• [PROBLEM STATEMENT] Below are some records; reproduce every one of them exactly.

◆ ◆ ◆ ◆ ◆ ◆ ◆

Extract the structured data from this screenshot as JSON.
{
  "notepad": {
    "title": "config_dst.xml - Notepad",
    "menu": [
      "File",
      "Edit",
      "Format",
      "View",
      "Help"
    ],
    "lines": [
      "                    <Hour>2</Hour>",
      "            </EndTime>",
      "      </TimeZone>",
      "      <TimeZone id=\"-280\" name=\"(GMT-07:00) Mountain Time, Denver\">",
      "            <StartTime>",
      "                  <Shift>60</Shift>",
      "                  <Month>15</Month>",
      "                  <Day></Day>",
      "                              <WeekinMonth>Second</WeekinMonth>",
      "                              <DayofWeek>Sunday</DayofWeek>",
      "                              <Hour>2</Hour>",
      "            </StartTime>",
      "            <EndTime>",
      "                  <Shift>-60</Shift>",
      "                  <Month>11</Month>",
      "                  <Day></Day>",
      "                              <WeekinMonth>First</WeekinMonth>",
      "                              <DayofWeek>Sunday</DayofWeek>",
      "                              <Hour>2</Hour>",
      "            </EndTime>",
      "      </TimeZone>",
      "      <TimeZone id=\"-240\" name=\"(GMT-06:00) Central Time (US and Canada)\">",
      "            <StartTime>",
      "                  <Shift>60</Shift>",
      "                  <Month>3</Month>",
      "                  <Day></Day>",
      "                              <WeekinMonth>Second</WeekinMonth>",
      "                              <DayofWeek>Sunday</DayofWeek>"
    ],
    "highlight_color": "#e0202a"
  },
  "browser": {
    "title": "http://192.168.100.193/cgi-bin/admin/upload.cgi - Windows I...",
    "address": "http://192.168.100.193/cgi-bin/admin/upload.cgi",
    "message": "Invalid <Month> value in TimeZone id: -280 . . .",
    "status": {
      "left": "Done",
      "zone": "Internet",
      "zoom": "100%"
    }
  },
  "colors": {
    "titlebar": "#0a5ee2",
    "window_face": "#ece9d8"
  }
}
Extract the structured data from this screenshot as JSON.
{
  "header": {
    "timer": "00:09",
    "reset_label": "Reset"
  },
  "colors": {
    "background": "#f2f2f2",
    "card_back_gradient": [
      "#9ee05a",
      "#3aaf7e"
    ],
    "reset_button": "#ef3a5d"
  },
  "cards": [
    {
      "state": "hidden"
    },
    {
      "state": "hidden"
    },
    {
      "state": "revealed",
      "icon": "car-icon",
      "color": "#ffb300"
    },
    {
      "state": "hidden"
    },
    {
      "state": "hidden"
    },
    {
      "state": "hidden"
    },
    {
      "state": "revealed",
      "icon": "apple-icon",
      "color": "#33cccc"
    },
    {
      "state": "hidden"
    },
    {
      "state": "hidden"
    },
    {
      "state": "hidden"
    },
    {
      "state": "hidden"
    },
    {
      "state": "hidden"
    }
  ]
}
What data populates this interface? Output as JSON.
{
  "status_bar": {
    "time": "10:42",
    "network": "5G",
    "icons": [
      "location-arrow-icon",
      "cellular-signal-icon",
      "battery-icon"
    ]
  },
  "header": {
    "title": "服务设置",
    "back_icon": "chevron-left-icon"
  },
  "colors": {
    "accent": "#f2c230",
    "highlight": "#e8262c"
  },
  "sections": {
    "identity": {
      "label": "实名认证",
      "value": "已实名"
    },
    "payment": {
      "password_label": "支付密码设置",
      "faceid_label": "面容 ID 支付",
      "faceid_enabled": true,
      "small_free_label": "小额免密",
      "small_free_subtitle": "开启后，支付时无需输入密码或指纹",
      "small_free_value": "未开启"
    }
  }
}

◆ ◆ ◆ ◆ ◆ ◆ ◆

• [RESULT BELOW]
Extract the structured data from this screenshot as JSON.
{
  "notepad": {
    "title": "config_dst.xml - Notepad",
    "menu": [
      "File",
      "Edit",
      "Format",
      "View",
      "Help"
    ],
    "lines": [
      "                    <Hour>2</Hour>",
      "            </EndTime>",
      "      </TimeZone>",
      "      <TimeZone id=\"-280\" name=\"(GMT-07:00) Mountain Time, Denver\">",
      "            <StartTime>",
      "                  <Shift>60</Shift>",
      "                  <Month>15</Month>",
      "                  <Day></Day>",
      "                              <WeekinMonth>Second</WeekinMonth>",
      "                              <DayofWeek>Sunday</DayofWeek>",
      "                              <Hour>2</Hour>",
      "            </StartTime>",
      "            <EndTime>",
      "                  <Shift>-60</Shift>",
      "                  <Month>11</Month>",
      "                  <Day></Day>",
      "                              <WeekinMonth>First</WeekinMonth>",
      "                              <DayofWeek>Sunday</DayofWeek>",
      "                              <Hour>2</Hour>",
      "            </EndTime>",
      "      </TimeZone>",
      "      <TimeZone id=\"-240\" name=\"(GMT-06:00) Central Time (US and Canada)\">",
      "            <StartTime>",
      "                  <Shift>60</Shift>",
      "                  <Month>3</Month>",
      "                  <Day></Day>",
      "                              <WeekinMonth>Second</WeekinMonth>",
      "                              <DayofWeek>Sunday</DayofWeek>"
    ],
    "highlight_color": "#e0202a"
  },
  "browser": {
    "title": "http://192.168.100.193/cgi-bin/admin/upload.cgi - Windows I...",
    "address": "http://192.168.100.193/cgi-bin/admin/upload.cgi",
    "message": "Invalid <Month> value in TimeZone id: -280 . . .",
    "status": {
      "left": "Done",
      "zone": "Internet",
      "zoom": "100%"
    }
  },
  "colors": {
    "titlebar": "#0a5ee2",
    "window_face": "#ece9d8"
  }
}
Extract the structured data from this screenshot as JSON.
{
  "header": {
    "timer": "00:09",
    "reset_label": "Reset"
  },
  "colors": {
    "background": "#f2f2f2",
    "card_back_gradient": [
      "#9ee05a",
      "#3aaf7e"
    ],
    "reset_button": "#ef3a5d"
  },
  "cards": [
    {
      "state": "hidden"
    },
    {
      "state": "hidden"
    },
    {
      "state": "revealed",
      "icon": "car-icon",
      "color": "#ffb300"
    },
    {
      "state": "hidden"
    },
    {
      "state": "hidden"
    },
    {
      "state": "hidden"
    },
    {
      "state": "revealed",
      "icon": "apple-icon",
      "color": "#33cccc"
    },
    {
      "state": "hidden"
    },
    {
      "state": "hidden"
    },
    {
      "state": "hidden"
    },
    {
      "state": "hidden"
    },
    {
      "state": "hidden"
    }
  ]
}
What data populates this interface? Output as JSON.
{
  "status_bar": {
    "time": "10:42",
    "network": "5G",
    "icons": [
      "location-arrow-icon",
      "cellular-signal-icon",
      "battery-icon"
    ]
  },
  "header": {
    "title": "服务设置",
    "back_icon": "chevron-left-icon"
  },
  "colors": {
    "accent": "#f2c230",
    "highlight": "#e8262c"
  },
  "sections": {
    "identity": {
      "label": "实名认证",
      "value": "已实名"
    },
    "payment": {
      "password_label": "支付密码设置",
      "faceid_label": "面容 ID 支付",
      "faceid_enabled": true,
      "small_free_label": "小额免密",
      "small_free_subtitle": "开启后，支付时无需输入密码或指纹",
      "small_free_value": "未开启"
    }
  }
}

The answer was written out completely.